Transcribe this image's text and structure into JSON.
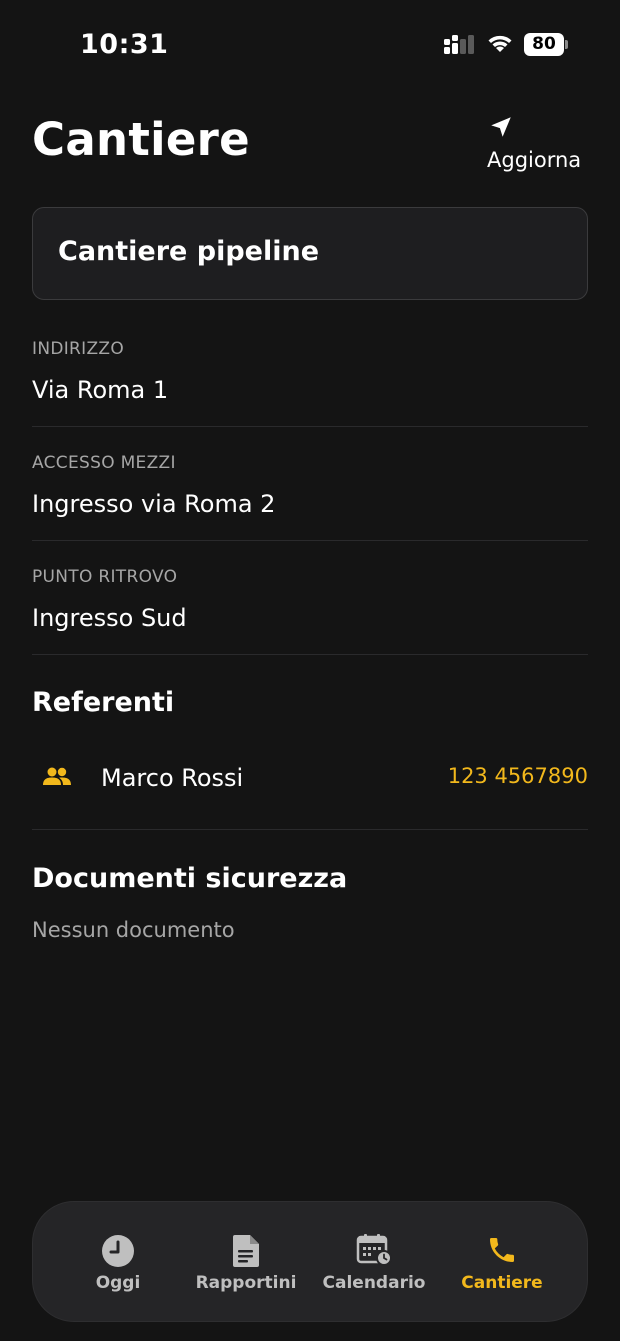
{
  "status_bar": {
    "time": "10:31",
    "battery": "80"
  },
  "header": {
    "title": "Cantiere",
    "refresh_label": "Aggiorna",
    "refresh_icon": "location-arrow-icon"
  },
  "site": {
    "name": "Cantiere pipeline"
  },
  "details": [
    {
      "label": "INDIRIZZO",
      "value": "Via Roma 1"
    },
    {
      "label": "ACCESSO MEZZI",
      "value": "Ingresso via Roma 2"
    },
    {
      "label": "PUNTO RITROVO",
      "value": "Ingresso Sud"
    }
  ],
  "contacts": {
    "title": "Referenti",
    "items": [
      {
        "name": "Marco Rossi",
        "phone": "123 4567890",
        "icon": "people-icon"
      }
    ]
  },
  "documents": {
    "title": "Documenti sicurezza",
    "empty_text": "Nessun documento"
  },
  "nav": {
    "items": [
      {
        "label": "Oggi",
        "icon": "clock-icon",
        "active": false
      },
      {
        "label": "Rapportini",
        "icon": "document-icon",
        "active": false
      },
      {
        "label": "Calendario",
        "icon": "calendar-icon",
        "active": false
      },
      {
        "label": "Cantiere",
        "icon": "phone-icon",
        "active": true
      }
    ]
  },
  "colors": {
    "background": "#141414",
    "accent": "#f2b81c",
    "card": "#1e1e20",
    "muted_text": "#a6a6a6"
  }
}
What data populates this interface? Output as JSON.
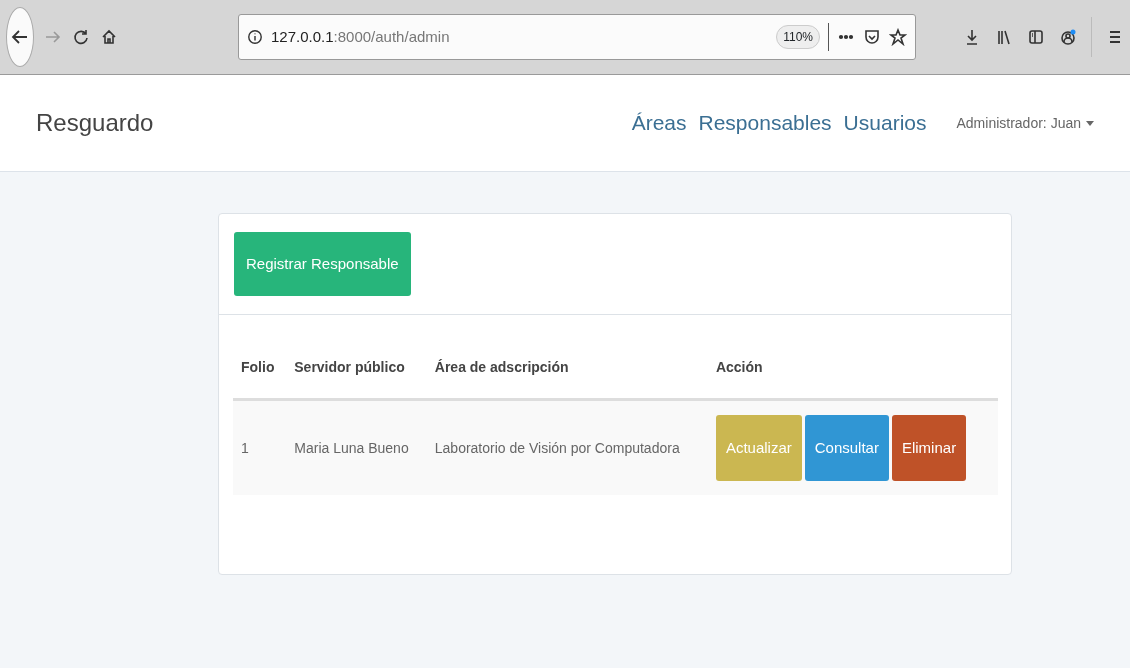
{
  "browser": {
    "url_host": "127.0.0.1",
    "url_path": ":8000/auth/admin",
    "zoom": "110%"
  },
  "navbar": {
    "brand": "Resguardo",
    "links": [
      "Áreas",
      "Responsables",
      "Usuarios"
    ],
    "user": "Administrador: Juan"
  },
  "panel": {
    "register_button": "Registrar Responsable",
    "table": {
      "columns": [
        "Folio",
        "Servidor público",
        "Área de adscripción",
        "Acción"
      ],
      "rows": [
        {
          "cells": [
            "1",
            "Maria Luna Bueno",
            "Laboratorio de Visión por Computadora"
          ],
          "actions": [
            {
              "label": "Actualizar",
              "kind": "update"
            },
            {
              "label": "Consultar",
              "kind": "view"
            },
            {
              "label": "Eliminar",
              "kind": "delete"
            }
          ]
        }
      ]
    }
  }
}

What to produce: Your task is to collect every line above that contains the word "value".

Solved exercise:
      "value": "Via Roma 1"
      "value": "Ingresso via Roma 2"
      "value": "Ingresso Sud"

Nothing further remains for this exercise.